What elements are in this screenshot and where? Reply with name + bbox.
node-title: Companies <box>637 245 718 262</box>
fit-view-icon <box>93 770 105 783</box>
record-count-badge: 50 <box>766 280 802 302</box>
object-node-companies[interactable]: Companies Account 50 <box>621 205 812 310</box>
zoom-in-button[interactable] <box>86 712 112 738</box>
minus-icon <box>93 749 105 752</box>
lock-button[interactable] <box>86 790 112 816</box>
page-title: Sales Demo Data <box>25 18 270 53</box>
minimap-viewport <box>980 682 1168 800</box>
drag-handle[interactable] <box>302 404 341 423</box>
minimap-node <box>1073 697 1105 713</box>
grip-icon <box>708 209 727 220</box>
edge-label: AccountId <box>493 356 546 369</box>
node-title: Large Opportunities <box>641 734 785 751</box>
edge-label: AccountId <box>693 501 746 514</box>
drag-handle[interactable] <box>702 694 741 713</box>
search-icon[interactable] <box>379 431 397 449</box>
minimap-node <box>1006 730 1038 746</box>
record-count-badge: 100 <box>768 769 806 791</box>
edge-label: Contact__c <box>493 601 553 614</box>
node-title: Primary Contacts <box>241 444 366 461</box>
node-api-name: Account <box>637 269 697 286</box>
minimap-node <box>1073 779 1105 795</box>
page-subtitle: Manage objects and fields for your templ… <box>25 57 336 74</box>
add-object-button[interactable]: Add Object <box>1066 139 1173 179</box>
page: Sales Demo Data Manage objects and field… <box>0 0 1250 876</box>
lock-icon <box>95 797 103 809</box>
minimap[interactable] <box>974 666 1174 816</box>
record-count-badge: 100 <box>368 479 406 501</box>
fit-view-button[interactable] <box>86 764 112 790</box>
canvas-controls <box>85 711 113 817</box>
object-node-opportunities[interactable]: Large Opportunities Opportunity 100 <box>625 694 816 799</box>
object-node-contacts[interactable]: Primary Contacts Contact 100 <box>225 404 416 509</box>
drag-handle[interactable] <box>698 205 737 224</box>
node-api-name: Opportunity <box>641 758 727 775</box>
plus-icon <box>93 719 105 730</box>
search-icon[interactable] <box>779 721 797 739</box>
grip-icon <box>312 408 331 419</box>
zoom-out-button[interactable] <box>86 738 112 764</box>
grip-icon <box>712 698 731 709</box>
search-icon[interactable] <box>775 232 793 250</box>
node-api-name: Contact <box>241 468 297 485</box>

(TASK PROMPT): Copy the lines word for word, starting with the first line and ending with the line that contains "node-api-name: Account <box>637".

(OUTPUT BELOW):
What elements are in this screenshot and where? Reply with name + bbox.
node-title: Companies <box>637 245 718 262</box>
fit-view-icon <box>93 770 105 783</box>
record-count-badge: 50 <box>766 280 802 302</box>
object-node-companies[interactable]: Companies Account 50 <box>621 205 812 310</box>
zoom-in-button[interactable] <box>86 712 112 738</box>
minus-icon <box>93 749 105 752</box>
lock-button[interactable] <box>86 790 112 816</box>
page-title: Sales Demo Data <box>25 18 270 53</box>
minimap-viewport <box>980 682 1168 800</box>
drag-handle[interactable] <box>302 404 341 423</box>
minimap-node <box>1073 697 1105 713</box>
grip-icon <box>708 209 727 220</box>
edge-label: AccountId <box>493 356 546 369</box>
node-title: Large Opportunities <box>641 734 785 751</box>
edge-label: AccountId <box>693 501 746 514</box>
drag-handle[interactable] <box>702 694 741 713</box>
search-icon[interactable] <box>379 431 397 449</box>
minimap-node <box>1006 730 1038 746</box>
record-count-badge: 100 <box>768 769 806 791</box>
edge-label: Contact__c <box>493 601 553 614</box>
node-title: Primary Contacts <box>241 444 366 461</box>
node-api-name: Account <box>637 269 697 286</box>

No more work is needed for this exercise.